___ Information supplied

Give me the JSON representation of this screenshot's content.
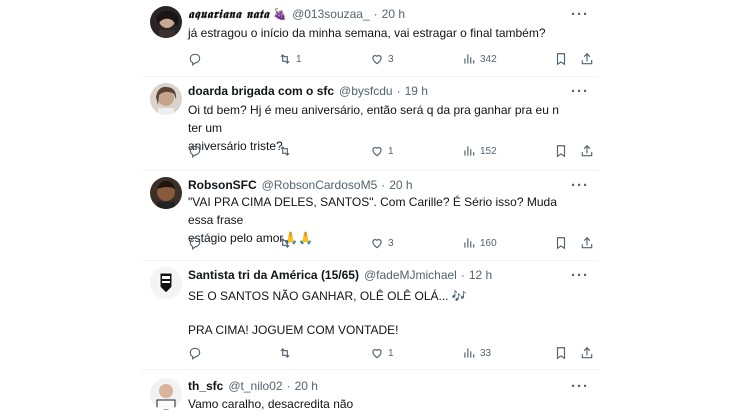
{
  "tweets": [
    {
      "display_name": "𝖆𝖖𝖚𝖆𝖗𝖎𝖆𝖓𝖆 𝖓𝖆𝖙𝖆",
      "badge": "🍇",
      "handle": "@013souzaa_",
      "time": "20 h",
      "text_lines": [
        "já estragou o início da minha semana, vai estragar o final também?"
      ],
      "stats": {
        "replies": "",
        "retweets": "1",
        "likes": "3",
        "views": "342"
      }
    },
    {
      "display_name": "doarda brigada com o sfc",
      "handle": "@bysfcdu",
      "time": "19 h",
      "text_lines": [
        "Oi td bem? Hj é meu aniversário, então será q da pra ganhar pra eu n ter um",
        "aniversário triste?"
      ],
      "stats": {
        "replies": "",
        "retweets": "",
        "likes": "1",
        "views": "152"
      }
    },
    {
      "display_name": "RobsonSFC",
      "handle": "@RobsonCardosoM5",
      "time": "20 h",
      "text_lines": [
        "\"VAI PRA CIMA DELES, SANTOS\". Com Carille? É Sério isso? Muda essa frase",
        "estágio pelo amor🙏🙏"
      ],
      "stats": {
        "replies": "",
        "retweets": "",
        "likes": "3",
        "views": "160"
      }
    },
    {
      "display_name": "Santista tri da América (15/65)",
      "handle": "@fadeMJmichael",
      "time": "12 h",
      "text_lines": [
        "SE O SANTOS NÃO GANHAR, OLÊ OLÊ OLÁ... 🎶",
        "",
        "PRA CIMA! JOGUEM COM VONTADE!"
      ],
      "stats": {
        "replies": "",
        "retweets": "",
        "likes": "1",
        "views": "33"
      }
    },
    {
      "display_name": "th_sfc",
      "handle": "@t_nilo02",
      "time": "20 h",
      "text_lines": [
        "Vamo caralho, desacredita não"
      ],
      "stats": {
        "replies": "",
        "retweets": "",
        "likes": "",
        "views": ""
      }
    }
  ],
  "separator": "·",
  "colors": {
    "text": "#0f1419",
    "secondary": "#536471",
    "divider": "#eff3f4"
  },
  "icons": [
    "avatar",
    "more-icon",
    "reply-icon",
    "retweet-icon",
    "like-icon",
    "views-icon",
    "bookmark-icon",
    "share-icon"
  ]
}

______

Exercise task: Retype the entries word for word. Omit any images.

Response to this exercise:
Give me the JSON representation of this screenshot's content.
{
  "tweets": [
    {
      "display_name": "𝖆𝖖𝖚𝖆𝖗𝖎𝖆𝖓𝖆 𝖓𝖆𝖙𝖆",
      "badge": "🍇",
      "handle": "@013souzaa_",
      "time": "20 h",
      "text_lines": [
        "já estragou o início da minha semana, vai estragar o final também?"
      ],
      "stats": {
        "replies": "",
        "retweets": "1",
        "likes": "3",
        "views": "342"
      }
    },
    {
      "display_name": "doarda brigada com o sfc",
      "handle": "@bysfcdu",
      "time": "19 h",
      "text_lines": [
        "Oi td bem? Hj é meu aniversário, então será q da pra ganhar pra eu n ter um",
        "aniversário triste?"
      ],
      "stats": {
        "replies": "",
        "retweets": "",
        "likes": "1",
        "views": "152"
      }
    },
    {
      "display_name": "RobsonSFC",
      "handle": "@RobsonCardosoM5",
      "time": "20 h",
      "text_lines": [
        "\"VAI PRA CIMA DELES, SANTOS\". Com Carille? É Sério isso? Muda essa frase",
        "estágio pelo amor🙏🙏"
      ],
      "stats": {
        "replies": "",
        "retweets": "",
        "likes": "3",
        "views": "160"
      }
    },
    {
      "display_name": "Santista tri da América (15/65)",
      "handle": "@fadeMJmichael",
      "time": "12 h",
      "text_lines": [
        "SE O SANTOS NÃO GANHAR, OLÊ OLÊ OLÁ... 🎶",
        "",
        "PRA CIMA! JOGUEM COM VONTADE!"
      ],
      "stats": {
        "replies": "",
        "retweets": "",
        "likes": "1",
        "views": "33"
      }
    },
    {
      "display_name": "th_sfc",
      "handle": "@t_nilo02",
      "time": "20 h",
      "text_lines": [
        "Vamo caralho, desacredita não"
      ],
      "stats": {
        "replies": "",
        "retweets": "",
        "likes": "",
        "views": ""
      }
    }
  ],
  "separator": "·",
  "colors": {
    "text": "#0f1419",
    "secondary": "#536471",
    "divider": "#eff3f4"
  },
  "icons": [
    "avatar",
    "more-icon",
    "reply-icon",
    "retweet-icon",
    "like-icon",
    "views-icon",
    "bookmark-icon",
    "share-icon"
  ]
}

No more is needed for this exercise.